DO THIS>
Output each line exactly as it appears, skipping any embedded picture.

==== RECORD EXCERPTS ====

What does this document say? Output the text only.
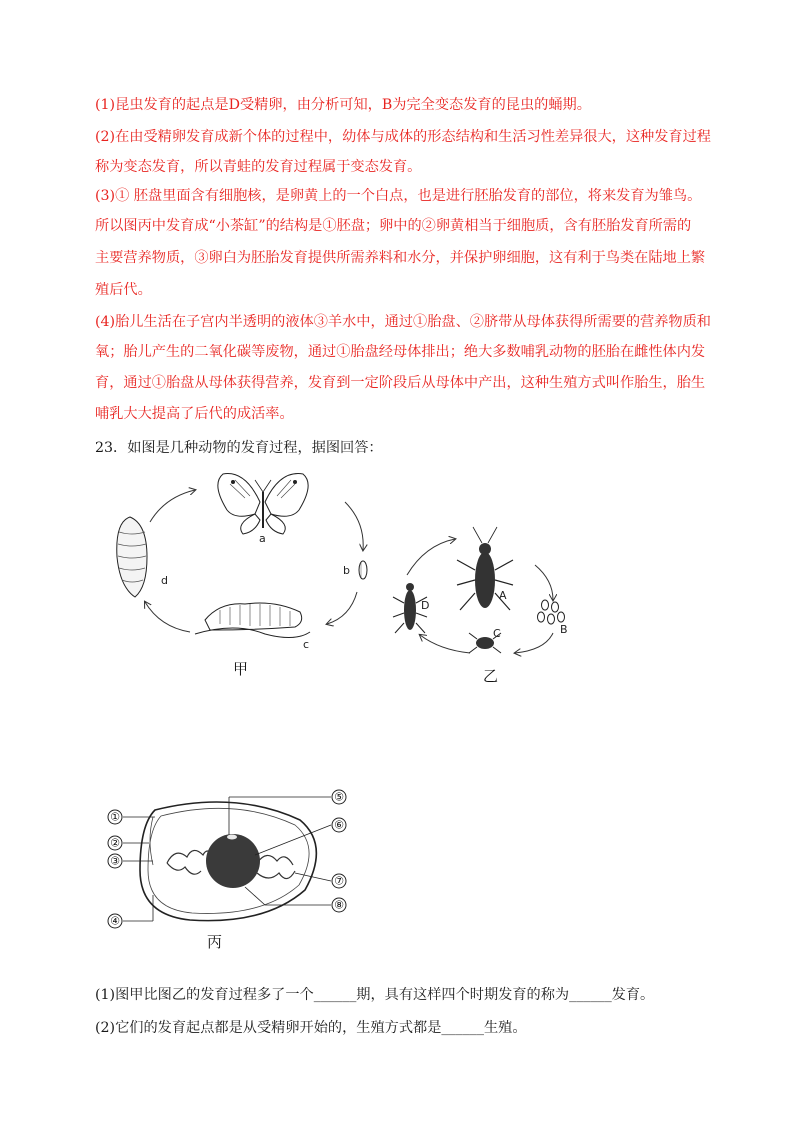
(1)昆虫发育的起点是D受精卵，由分析可知，B为完全变态发育的昆虫的蛹期。
(2)在由受精卵发育成新个体的过程中，幼体与成体的形态结构和生活习性差异很大，这种发育过程
称为变态发育，所以青蛙的发育过程属于变态发育。
(3)① 胚盘里面含有细胞核，是卵黄上的一个白点，也是进行胚胎发育的部位，将来发育为雏鸟。
所以图丙中发育成“小茶缸”的结构是①胚盘；卵中的②卵黄相当于细胞质，含有胚胎发育所需的
主要营养物质，③卵白为胚胎发育提供所需养料和水分，并保护卵细胞，这有利于鸟类在陆地上繁
殖后代。
(4)胎儿生活在子宫内半透明的液体③羊水中，通过①胎盘、②脐带从母体获得所需要的营养物质和
氧；胎儿产生的二氧化碳等废物，通过①胎盘经母体排出；绝大多数哺乳动物的胚胎在雌性体内发
育，通过①胎盘从母体获得营养，发育到一定阶段后从母体中产出，这种生殖方式叫作胎生，胎生
哺乳大大提高了后代的成活率。
23．如图是几种动物的发育过程，据图回答：
a
b
c
d
甲
A
B
C
D
乙
①
②
③
④
⑤
⑥
⑦
⑧
丙
(1)图甲比图乙的发育过程多了一个______期，具有这样四个时期发育的称为______发育。
(2)它们的发育起点都是从受精卵开始的，生殖方式都是______生殖。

====

FINISHED EXERCISE>
What does this document say? Output the text only.
(1)昆虫发育的起点是D受精卵，由分析可知，B为完全变态发育的昆虫的蛹期。
(2)在由受精卵发育成新个体的过程中，幼体与成体的形态结构和生活习性差异很大，这种发育过程
称为变态发育，所以青蛙的发育过程属于变态发育。
(3)① 胚盘里面含有细胞核，是卵黄上的一个白点，也是进行胚胎发育的部位，将来发育为雏鸟。
所以图丙中发育成“小茶缸”的结构是①胚盘；卵中的②卵黄相当于细胞质，含有胚胎发育所需的
主要营养物质，③卵白为胚胎发育提供所需养料和水分，并保护卵细胞，这有利于鸟类在陆地上繁
殖后代。
(4)胎儿生活在子宫内半透明的液体③羊水中，通过①胎盘、②脐带从母体获得所需要的营养物质和
氧；胎儿产生的二氧化碳等废物，通过①胎盘经母体排出；绝大多数哺乳动物的胚胎在雌性体内发
育，通过①胎盘从母体获得营养，发育到一定阶段后从母体中产出，这种生殖方式叫作胎生，胎生
哺乳大大提高了后代的成活率。
23．如图是几种动物的发育过程，据图回答：
a
b
c
d
甲
A
B
C
D
乙
①
②
③
④
⑤
⑥
⑦
⑧
丙
(1)图甲比图乙的发育过程多了一个______期，具有这样四个时期发育的称为______发育。
(2)它们的发育起点都是从受精卵开始的，生殖方式都是______生殖。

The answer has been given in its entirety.